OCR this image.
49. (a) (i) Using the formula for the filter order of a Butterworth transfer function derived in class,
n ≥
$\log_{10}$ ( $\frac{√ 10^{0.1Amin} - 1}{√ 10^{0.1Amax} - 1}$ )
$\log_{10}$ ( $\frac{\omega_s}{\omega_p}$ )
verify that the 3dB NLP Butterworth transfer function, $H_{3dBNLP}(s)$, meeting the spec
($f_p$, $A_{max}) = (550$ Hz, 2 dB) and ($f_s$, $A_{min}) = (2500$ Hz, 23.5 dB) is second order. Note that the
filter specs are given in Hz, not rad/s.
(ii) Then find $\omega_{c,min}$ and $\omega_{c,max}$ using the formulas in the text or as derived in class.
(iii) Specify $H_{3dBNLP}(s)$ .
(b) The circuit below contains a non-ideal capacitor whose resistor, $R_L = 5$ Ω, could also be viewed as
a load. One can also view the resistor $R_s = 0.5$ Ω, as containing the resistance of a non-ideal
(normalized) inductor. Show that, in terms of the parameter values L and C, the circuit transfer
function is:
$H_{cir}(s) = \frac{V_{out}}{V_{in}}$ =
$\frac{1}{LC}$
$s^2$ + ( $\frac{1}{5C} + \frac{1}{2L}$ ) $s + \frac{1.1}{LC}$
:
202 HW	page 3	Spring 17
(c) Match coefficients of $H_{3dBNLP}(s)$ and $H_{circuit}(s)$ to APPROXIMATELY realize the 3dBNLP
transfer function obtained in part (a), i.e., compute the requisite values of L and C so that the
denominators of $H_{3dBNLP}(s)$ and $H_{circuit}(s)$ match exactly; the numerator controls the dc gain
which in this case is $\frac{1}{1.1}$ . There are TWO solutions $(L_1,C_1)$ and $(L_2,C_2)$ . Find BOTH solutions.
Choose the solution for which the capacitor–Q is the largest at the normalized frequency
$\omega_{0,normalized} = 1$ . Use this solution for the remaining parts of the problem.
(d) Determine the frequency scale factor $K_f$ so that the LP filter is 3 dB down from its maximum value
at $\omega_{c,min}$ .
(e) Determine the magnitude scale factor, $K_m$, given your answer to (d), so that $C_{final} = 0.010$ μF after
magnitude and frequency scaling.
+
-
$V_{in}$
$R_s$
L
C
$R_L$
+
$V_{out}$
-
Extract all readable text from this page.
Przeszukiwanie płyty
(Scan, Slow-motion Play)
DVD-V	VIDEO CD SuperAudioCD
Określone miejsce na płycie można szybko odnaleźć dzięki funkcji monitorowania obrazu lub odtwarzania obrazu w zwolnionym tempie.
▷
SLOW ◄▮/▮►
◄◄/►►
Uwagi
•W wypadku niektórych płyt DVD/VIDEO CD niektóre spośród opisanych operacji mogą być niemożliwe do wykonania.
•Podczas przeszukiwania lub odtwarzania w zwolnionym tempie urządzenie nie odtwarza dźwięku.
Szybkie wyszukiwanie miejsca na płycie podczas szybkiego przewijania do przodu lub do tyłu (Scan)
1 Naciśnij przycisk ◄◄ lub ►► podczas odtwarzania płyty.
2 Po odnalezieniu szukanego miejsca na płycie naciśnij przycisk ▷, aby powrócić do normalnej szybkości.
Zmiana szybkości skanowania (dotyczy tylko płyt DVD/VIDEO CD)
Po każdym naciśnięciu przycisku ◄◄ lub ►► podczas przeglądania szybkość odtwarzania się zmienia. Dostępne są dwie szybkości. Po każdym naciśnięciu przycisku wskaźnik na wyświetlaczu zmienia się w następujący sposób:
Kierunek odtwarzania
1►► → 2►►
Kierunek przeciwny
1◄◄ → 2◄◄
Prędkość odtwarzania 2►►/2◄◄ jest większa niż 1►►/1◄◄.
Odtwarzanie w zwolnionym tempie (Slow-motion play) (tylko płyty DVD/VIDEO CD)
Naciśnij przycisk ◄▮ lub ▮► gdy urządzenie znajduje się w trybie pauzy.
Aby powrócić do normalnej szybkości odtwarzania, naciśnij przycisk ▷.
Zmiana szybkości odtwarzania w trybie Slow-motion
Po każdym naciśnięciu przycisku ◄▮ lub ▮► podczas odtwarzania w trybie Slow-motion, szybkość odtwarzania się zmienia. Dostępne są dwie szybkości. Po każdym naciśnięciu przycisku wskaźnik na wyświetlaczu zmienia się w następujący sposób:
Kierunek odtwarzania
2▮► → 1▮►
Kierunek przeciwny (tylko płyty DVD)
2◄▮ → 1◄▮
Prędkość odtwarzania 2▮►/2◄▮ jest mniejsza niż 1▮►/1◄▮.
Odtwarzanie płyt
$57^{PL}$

## What is expected
Print every line of the records exactly. Omit nothing.

## Task answer
OCR this image.
49. (a) (i) Using the formula for the filter order of a Butterworth transfer function derived in class,
n ≥
$\log_{10}$ ( $\frac{√ 10^{0.1Amin} - 1}{√ 10^{0.1Amax} - 1}$ )
$\log_{10}$ ( $\frac{\omega_s}{\omega_p}$ )
verify that the 3dB NLP Butterworth transfer function, $H_{3dBNLP}(s)$, meeting the spec
($f_p$, $A_{max}) = (550$ Hz, 2 dB) and ($f_s$, $A_{min}) = (2500$ Hz, 23.5 dB) is second order. Note that the
filter specs are given in Hz, not rad/s.
(ii) Then find $\omega_{c,min}$ and $\omega_{c,max}$ using the formulas in the text or as derived in class.
(iii) Specify $H_{3dBNLP}(s)$ .
(b) The circuit below contains a non-ideal capacitor whose resistor, $R_L = 5$ Ω, could also be viewed as
a load. One can also view the resistor $R_s = 0.5$ Ω, as containing the resistance of a non-ideal
(normalized) inductor. Show that, in terms of the parameter values L and C, the circuit transfer
function is:
$H_{cir}(s) = \frac{V_{out}}{V_{in}}$ =
$\frac{1}{LC}$
$s^2$ + ( $\frac{1}{5C} + \frac{1}{2L}$ ) $s + \frac{1.1}{LC}$
:
202 HW	page 3	Spring 17
(c) Match coefficients of $H_{3dBNLP}(s)$ and $H_{circuit}(s)$ to APPROXIMATELY realize the 3dBNLP
transfer function obtained in part (a), i.e., compute the requisite values of L and C so that the
denominators of $H_{3dBNLP}(s)$ and $H_{circuit}(s)$ match exactly; the numerator controls the dc gain
which in this case is $\frac{1}{1.1}$ . There are TWO solutions $(L_1,C_1)$ and $(L_2,C_2)$ . Find BOTH solutions.
Choose the solution for which the capacitor–Q is the largest at the normalized frequency
$\omega_{0,normalized} = 1$ . Use this solution for the remaining parts of the problem.
(d) Determine the frequency scale factor $K_f$ so that the LP filter is 3 dB down from its maximum value
at $\omega_{c,min}$ .
(e) Determine the magnitude scale factor, $K_m$, given your answer to (d), so that $C_{final} = 0.010$ μF after
magnitude and frequency scaling.
+
-
$V_{in}$
$R_s$
L
C
$R_L$
+
$V_{out}$
-
Extract all readable text from this page.
Przeszukiwanie płyty
(Scan, Slow-motion Play)
DVD-V	VIDEO CD SuperAudioCD
Określone miejsce na płycie można szybko odnaleźć dzięki funkcji monitorowania obrazu lub odtwarzania obrazu w zwolnionym tempie.
▷
SLOW ◄▮/▮►
◄◄/►►
Uwagi
•W wypadku niektórych płyt DVD/VIDEO CD niektóre spośród opisanych operacji mogą być niemożliwe do wykonania.
•Podczas przeszukiwania lub odtwarzania w zwolnionym tempie urządzenie nie odtwarza dźwięku.
Szybkie wyszukiwanie miejsca na płycie podczas szybkiego przewijania do przodu lub do tyłu (Scan)
1 Naciśnij przycisk ◄◄ lub ►► podczas odtwarzania płyty.
2 Po odnalezieniu szukanego miejsca na płycie naciśnij przycisk ▷, aby powrócić do normalnej szybkości.
Zmiana szybkości skanowania (dotyczy tylko płyt DVD/VIDEO CD)
Po każdym naciśnięciu przycisku ◄◄ lub ►► podczas przeglądania szybkość odtwarzania się zmienia. Dostępne są dwie szybkości. Po każdym naciśnięciu przycisku wskaźnik na wyświetlaczu zmienia się w następujący sposób:
Kierunek odtwarzania
1►► → 2►►
Kierunek przeciwny
1◄◄ → 2◄◄
Prędkość odtwarzania 2►►/2◄◄ jest większa niż 1►►/1◄◄.
Odtwarzanie w zwolnionym tempie (Slow-motion play) (tylko płyty DVD/VIDEO CD)
Naciśnij przycisk ◄▮ lub ▮► gdy urządzenie znajduje się w trybie pauzy.
Aby powrócić do normalnej szybkości odtwarzania, naciśnij przycisk ▷.
Zmiana szybkości odtwarzania w trybie Slow-motion
Po każdym naciśnięciu przycisku ◄▮ lub ▮► podczas odtwarzania w trybie Slow-motion, szybkość odtwarzania się zmienia. Dostępne są dwie szybkości. Po każdym naciśnięciu przycisku wskaźnik na wyświetlaczu zmienia się w następujący sposób:
Kierunek odtwarzania
2▮► → 1▮►
Kierunek przeciwny (tylko płyty DVD)
2◄▮ → 1◄▮
Prędkość odtwarzania 2▮►/2◄▮ jest mniejsza niż 1▮►/1◄▮.
Odtwarzanie płyt
$57^{PL}$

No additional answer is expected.